Within the material below, find each line bearing the word "административные" and present it.
* begin *
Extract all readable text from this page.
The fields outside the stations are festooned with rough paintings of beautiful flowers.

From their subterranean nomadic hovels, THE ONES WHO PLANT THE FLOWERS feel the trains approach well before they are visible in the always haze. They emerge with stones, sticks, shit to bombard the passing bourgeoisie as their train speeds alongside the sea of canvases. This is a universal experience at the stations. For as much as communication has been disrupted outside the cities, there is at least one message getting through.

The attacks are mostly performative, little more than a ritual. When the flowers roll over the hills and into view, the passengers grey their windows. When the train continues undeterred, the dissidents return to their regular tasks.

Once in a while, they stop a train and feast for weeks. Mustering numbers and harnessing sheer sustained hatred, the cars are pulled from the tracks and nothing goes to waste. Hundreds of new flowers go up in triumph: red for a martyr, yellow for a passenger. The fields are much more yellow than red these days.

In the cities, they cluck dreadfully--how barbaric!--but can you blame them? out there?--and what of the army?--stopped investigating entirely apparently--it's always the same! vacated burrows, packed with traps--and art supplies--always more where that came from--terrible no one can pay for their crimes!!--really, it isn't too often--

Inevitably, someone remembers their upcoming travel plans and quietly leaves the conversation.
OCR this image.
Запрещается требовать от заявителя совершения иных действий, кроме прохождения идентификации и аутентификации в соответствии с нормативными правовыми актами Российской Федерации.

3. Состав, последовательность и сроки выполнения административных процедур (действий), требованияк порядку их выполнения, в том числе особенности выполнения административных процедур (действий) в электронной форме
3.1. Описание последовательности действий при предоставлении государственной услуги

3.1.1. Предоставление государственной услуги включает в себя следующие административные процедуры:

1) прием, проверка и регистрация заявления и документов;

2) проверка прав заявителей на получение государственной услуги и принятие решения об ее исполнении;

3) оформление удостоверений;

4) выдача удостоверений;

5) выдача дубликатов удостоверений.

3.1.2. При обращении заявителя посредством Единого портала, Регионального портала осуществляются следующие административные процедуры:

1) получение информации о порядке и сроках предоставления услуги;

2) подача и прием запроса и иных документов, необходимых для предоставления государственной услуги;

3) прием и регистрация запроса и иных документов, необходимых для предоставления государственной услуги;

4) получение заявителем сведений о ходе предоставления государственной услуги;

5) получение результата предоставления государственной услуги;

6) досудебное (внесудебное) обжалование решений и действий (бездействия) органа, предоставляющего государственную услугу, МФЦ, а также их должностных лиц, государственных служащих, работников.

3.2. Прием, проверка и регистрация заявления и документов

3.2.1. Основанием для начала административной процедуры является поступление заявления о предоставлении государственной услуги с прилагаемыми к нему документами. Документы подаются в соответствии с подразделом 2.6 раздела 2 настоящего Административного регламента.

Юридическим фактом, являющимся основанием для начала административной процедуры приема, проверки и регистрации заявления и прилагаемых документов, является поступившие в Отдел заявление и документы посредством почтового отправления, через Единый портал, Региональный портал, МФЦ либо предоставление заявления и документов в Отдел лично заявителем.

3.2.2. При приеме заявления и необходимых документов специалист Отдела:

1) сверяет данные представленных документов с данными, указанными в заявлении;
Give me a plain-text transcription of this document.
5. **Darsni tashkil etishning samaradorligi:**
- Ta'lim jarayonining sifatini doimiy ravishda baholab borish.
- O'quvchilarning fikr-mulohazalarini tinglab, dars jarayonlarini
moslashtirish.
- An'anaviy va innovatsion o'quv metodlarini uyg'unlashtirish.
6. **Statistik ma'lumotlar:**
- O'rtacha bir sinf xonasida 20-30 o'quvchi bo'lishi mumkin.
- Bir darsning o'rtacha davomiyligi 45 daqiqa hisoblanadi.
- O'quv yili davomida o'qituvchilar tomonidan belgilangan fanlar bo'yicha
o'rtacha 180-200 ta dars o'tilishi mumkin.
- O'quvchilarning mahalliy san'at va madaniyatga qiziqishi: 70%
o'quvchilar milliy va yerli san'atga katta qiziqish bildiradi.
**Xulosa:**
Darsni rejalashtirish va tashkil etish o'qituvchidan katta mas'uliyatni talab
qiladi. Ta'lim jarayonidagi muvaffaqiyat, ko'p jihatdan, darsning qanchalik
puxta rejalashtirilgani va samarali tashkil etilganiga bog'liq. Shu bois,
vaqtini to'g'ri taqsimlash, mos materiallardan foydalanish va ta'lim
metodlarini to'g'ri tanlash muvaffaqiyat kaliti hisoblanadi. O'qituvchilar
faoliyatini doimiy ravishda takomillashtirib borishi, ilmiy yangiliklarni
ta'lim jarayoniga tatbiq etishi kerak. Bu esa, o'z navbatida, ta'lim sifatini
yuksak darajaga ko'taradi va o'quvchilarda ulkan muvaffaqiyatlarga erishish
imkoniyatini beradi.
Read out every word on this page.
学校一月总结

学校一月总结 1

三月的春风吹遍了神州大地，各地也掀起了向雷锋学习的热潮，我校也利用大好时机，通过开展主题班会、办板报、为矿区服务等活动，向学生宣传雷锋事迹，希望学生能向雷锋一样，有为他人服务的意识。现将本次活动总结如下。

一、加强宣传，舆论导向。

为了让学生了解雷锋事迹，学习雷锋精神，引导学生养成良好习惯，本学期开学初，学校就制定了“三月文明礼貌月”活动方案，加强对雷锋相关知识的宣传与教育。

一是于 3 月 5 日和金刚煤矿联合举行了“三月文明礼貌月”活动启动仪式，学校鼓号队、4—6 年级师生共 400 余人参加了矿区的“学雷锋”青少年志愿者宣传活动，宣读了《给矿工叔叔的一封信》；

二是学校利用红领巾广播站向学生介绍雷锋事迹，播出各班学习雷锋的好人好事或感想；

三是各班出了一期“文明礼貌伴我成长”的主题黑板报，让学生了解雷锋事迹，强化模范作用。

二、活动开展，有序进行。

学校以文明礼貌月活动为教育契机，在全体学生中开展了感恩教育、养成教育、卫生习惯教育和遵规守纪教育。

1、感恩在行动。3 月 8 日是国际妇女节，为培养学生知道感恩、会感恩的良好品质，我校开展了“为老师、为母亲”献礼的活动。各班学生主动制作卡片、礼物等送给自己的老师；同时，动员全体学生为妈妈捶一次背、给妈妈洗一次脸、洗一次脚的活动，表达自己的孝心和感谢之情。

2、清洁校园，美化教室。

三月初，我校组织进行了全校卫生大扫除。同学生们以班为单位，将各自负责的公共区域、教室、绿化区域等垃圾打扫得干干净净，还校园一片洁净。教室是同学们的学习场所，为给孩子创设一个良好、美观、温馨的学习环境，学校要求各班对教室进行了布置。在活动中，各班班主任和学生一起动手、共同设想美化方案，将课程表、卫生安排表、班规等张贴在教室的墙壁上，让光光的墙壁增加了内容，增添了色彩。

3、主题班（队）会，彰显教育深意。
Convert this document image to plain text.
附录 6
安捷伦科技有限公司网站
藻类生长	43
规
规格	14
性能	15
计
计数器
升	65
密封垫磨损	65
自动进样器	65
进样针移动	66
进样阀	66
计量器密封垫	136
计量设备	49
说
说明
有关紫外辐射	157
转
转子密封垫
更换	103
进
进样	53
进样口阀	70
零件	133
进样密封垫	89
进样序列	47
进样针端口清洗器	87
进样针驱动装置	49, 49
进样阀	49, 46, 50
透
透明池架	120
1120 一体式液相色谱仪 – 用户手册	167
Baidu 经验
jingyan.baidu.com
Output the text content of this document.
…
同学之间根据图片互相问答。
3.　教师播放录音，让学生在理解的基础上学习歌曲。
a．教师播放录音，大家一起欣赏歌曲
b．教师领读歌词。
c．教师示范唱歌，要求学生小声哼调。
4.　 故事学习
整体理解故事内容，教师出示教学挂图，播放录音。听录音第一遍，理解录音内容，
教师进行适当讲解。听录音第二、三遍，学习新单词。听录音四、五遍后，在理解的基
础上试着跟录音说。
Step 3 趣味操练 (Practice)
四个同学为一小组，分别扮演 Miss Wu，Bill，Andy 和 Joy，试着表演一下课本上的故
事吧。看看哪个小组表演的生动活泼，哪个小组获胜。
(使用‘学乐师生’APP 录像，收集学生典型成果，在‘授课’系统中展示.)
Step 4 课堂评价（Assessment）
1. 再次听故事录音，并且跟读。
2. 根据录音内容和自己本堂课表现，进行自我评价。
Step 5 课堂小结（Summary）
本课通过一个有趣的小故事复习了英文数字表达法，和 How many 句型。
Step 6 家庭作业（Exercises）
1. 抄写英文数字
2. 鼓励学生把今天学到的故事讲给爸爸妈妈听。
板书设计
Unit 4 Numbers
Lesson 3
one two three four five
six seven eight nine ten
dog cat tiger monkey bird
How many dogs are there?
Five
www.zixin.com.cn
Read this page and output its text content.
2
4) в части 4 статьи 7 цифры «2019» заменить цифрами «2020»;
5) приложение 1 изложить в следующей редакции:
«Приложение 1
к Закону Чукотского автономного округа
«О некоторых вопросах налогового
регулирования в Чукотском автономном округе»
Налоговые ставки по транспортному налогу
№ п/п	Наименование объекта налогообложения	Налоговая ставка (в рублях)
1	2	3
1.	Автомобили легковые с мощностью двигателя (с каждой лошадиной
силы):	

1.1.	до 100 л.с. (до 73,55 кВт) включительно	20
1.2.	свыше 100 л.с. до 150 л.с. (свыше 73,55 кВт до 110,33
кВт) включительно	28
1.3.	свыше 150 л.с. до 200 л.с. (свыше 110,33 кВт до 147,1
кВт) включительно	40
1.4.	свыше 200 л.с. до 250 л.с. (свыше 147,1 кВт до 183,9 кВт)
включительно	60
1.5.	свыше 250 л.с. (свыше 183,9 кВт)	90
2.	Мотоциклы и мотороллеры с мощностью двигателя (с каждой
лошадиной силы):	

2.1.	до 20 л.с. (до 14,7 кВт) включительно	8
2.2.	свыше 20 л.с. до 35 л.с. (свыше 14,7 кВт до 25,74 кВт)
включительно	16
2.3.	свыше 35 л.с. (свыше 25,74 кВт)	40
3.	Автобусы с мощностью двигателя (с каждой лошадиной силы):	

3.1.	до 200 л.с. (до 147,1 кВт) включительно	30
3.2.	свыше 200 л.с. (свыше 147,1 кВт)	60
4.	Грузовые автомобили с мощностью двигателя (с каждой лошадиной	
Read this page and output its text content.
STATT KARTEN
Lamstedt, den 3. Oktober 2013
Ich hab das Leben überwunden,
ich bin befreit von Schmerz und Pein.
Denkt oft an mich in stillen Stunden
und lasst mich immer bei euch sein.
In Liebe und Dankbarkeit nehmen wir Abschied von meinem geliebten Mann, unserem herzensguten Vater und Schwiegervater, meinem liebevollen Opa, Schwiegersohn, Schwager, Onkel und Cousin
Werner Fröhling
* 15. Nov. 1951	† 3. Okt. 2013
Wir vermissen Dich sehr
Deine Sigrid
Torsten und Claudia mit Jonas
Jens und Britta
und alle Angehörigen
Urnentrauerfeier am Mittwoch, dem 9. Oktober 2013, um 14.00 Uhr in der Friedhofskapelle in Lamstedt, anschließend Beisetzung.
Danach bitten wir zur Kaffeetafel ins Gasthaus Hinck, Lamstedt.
* end *
■ Result
3.1.1. Предоставление государственной услуги включает в себя следующие административные процедуры:
3.1.2. При обращении заявителя посредством Единого портала, Регионального портала осуществляются следующие административные процедуры:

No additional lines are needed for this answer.